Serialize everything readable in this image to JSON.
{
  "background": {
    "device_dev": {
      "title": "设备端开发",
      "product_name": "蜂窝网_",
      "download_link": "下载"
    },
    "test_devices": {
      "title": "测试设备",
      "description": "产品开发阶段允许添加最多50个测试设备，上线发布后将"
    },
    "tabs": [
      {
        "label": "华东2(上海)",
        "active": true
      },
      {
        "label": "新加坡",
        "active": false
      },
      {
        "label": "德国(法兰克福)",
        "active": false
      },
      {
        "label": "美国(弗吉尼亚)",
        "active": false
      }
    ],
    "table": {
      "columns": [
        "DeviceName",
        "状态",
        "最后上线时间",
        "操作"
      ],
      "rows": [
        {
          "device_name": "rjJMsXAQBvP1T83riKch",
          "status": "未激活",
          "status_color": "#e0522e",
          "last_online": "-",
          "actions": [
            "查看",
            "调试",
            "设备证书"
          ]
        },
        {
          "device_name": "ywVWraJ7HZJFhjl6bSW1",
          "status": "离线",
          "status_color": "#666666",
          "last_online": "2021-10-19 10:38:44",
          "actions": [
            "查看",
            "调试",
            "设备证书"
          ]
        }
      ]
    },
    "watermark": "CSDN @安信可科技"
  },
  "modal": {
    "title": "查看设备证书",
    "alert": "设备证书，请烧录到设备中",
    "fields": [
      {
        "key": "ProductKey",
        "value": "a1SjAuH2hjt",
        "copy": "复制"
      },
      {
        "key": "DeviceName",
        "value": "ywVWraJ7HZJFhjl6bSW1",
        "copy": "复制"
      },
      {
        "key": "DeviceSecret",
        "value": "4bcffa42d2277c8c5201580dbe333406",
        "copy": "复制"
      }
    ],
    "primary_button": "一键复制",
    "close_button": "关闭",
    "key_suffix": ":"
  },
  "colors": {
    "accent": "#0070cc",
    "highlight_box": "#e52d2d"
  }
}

(Job):
Write out every line exactly as it stands.

(Complete output):
Serialize everything readable in this image to JSON.
{
  "background": {
    "device_dev": {
      "title": "设备端开发",
      "product_name": "蜂窝网_",
      "download_link": "下载"
    },
    "test_devices": {
      "title": "测试设备",
      "description": "产品开发阶段允许添加最多50个测试设备，上线发布后将"
    },
    "tabs": [
      {
        "label": "华东2(上海)",
        "active": true
      },
      {
        "label": "新加坡",
        "active": false
      },
      {
        "label": "德国(法兰克福)",
        "active": false
      },
      {
        "label": "美国(弗吉尼亚)",
        "active": false
      }
    ],
    "table": {
      "columns": [
        "DeviceName",
        "状态",
        "最后上线时间",
        "操作"
      ],
      "rows": [
        {
          "device_name": "rjJMsXAQBvP1T83riKch",
          "status": "未激活",
          "status_color": "#e0522e",
          "last_online": "-",
          "actions": [
            "查看",
            "调试",
            "设备证书"
          ]
        },
        {
          "device_name": "ywVWraJ7HZJFhjl6bSW1",
          "status": "离线",
          "status_color": "#666666",
          "last_online": "2021-10-19 10:38:44",
          "actions": [
            "查看",
            "调试",
            "设备证书"
          ]
        }
      ]
    },
    "watermark": "CSDN @安信可科技"
  },
  "modal": {
    "title": "查看设备证书",
    "alert": "设备证书，请烧录到设备中",
    "fields": [
      {
        "key": "ProductKey",
        "value": "a1SjAuH2hjt",
        "copy": "复制"
      },
      {
        "key": "DeviceName",
        "value": "ywVWraJ7HZJFhjl6bSW1",
        "copy": "复制"
      },
      {
        "key": "DeviceSecret",
        "value": "4bcffa42d2277c8c5201580dbe333406",
        "copy": "复制"
      }
    ],
    "primary_button": "一键复制",
    "close_button": "关闭",
    "key_suffix": ":"
  },
  "colors": {
    "accent": "#0070cc",
    "highlight_box": "#e52d2d"
  }
}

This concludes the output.